**WORK TO DO**: In the records below, count every line containing "power". Reply with the number only.
╭──
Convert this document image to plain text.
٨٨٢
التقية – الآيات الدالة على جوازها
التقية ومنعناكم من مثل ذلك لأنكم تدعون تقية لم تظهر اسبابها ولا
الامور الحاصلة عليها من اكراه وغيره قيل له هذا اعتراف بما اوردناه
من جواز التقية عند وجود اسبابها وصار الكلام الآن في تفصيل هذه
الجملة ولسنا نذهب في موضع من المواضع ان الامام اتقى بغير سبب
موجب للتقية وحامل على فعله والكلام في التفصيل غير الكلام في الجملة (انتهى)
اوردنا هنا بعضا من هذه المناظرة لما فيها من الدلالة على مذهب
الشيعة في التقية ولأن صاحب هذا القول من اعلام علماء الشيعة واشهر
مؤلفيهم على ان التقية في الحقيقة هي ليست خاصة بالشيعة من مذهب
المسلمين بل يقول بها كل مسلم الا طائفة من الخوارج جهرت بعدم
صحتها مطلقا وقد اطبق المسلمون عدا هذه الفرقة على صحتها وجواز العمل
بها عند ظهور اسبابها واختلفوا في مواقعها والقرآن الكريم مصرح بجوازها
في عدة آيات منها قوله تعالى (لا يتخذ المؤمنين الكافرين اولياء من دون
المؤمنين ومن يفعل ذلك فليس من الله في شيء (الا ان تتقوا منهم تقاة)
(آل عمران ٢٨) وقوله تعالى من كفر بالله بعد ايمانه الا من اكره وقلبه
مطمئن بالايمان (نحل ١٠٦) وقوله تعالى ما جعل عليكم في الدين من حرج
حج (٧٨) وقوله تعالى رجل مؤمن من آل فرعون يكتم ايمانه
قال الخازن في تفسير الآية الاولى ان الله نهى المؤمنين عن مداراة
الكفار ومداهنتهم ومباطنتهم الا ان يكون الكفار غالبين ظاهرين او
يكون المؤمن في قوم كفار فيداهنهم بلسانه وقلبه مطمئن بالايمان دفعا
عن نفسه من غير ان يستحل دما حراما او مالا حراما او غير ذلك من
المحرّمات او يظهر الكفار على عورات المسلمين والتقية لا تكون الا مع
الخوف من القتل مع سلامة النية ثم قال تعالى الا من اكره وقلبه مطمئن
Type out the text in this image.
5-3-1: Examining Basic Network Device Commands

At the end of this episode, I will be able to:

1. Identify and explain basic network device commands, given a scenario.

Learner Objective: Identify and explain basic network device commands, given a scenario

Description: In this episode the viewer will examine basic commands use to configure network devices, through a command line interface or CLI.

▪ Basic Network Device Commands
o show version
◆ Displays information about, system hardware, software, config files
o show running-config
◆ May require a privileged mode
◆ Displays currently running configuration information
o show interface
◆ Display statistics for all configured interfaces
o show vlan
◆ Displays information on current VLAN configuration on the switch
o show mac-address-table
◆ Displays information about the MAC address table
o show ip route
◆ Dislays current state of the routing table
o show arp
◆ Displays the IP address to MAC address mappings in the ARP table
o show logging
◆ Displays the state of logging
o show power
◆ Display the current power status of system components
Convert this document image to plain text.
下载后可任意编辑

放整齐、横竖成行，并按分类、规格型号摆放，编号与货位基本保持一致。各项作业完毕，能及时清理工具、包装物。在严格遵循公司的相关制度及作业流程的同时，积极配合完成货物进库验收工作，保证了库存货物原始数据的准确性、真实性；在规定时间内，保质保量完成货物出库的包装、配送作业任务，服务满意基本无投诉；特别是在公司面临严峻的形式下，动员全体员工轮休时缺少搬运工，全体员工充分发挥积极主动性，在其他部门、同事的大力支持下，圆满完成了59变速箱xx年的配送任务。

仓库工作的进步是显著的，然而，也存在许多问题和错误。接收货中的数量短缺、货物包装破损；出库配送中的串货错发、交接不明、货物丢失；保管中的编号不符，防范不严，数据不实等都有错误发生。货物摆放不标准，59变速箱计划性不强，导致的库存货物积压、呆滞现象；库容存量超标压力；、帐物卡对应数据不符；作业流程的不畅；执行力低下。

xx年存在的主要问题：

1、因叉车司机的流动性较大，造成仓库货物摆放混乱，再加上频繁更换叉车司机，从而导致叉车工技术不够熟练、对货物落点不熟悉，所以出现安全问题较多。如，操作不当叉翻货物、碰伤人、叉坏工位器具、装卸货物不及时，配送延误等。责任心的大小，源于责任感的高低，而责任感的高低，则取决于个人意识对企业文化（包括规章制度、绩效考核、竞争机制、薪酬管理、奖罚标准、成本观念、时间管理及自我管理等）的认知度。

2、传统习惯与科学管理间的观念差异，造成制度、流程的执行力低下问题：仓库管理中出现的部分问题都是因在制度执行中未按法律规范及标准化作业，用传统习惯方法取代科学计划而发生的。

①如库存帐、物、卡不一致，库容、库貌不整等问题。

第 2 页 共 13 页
╰──
**REPLY TO THE TASK**: 2